• WHAT IS ASKED: Select each line where the word "Waves" appears.
-- start of DATA EXTRACT --
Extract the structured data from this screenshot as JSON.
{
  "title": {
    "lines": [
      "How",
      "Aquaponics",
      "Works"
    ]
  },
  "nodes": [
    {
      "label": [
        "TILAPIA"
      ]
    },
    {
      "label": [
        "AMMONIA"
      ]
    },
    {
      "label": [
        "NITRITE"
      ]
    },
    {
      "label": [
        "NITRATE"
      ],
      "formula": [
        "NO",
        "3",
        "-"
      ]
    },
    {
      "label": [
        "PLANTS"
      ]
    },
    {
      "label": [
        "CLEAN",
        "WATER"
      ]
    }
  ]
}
-- end of DATA EXTRACT --
-- start of DATA EXTRACT --
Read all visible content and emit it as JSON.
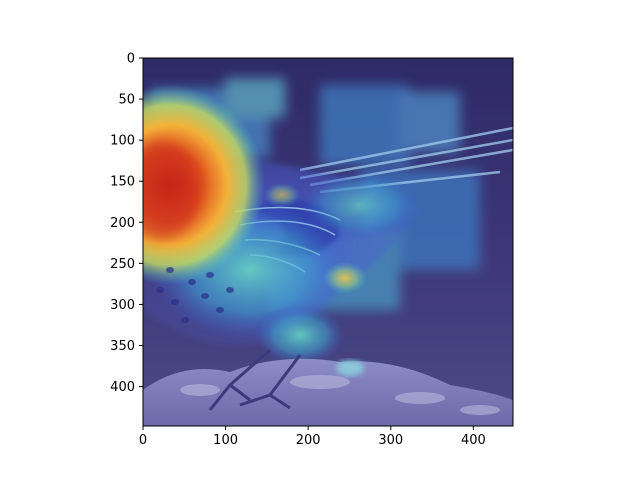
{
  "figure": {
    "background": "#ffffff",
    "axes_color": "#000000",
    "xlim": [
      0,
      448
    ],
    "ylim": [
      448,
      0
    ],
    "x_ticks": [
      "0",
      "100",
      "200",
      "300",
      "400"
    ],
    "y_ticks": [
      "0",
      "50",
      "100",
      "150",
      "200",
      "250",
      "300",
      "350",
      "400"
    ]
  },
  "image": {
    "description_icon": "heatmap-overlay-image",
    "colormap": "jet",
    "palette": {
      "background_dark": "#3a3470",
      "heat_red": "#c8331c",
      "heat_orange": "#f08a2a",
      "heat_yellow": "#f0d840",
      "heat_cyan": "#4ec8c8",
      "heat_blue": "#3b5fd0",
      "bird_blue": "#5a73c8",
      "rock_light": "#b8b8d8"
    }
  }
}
-- end of DATA EXTRACT --
-- start of DATA EXTRACT --
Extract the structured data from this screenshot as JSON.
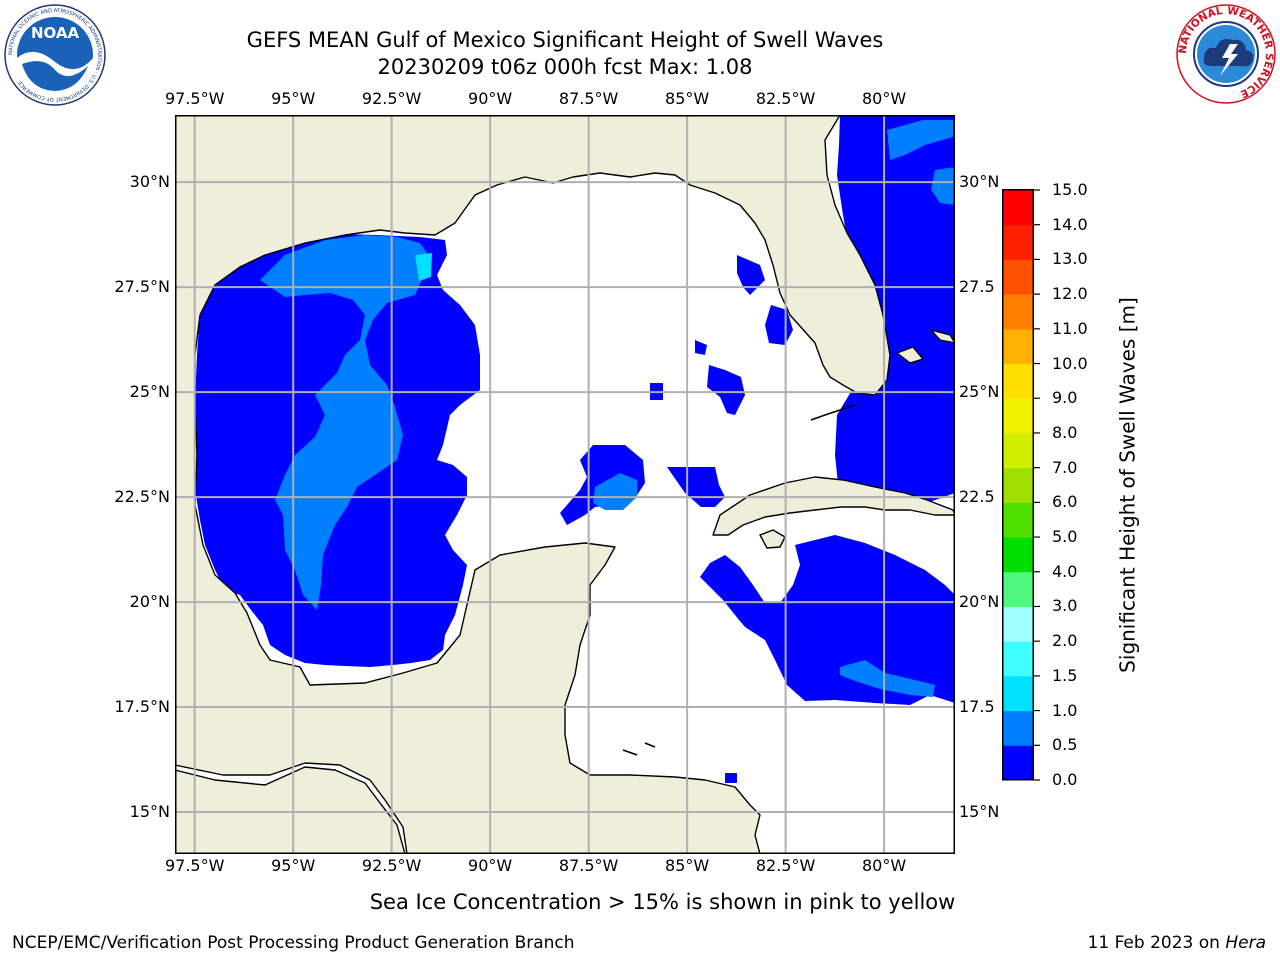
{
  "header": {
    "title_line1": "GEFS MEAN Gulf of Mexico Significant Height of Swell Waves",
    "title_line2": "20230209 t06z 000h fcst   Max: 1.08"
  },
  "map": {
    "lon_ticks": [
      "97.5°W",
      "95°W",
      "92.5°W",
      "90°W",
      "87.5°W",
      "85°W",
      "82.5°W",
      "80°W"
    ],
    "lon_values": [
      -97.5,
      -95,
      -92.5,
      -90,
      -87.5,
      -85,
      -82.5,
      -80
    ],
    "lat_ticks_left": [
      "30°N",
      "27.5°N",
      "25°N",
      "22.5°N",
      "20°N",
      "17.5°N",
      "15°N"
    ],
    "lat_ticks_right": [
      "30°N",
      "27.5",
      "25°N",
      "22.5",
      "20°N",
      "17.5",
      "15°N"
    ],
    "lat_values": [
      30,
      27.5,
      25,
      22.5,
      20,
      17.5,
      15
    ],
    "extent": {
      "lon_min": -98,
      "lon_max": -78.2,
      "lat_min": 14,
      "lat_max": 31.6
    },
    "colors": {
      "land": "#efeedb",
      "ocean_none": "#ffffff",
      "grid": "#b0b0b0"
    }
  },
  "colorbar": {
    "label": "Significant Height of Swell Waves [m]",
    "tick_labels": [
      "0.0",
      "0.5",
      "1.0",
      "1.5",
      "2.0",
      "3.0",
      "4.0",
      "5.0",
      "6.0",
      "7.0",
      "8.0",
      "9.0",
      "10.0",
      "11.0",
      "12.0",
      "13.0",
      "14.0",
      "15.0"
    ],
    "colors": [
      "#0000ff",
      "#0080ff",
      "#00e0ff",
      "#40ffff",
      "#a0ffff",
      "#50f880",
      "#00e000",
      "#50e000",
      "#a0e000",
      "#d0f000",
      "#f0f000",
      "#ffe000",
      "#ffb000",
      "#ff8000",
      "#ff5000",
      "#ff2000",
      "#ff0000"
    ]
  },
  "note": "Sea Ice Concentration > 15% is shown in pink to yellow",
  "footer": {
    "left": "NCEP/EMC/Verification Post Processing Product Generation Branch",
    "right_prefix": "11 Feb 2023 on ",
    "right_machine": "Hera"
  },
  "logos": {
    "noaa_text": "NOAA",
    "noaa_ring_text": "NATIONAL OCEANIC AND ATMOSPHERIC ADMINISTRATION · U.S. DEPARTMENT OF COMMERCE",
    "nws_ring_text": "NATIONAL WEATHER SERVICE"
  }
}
-- end of DATA EXTRACT --
• TASK SOLUTION:
    "title_line1": "GEFS MEAN Gulf of Mexico Significant Height of Swell Waves",
    "label": "Significant Height of Swell Waves [m]",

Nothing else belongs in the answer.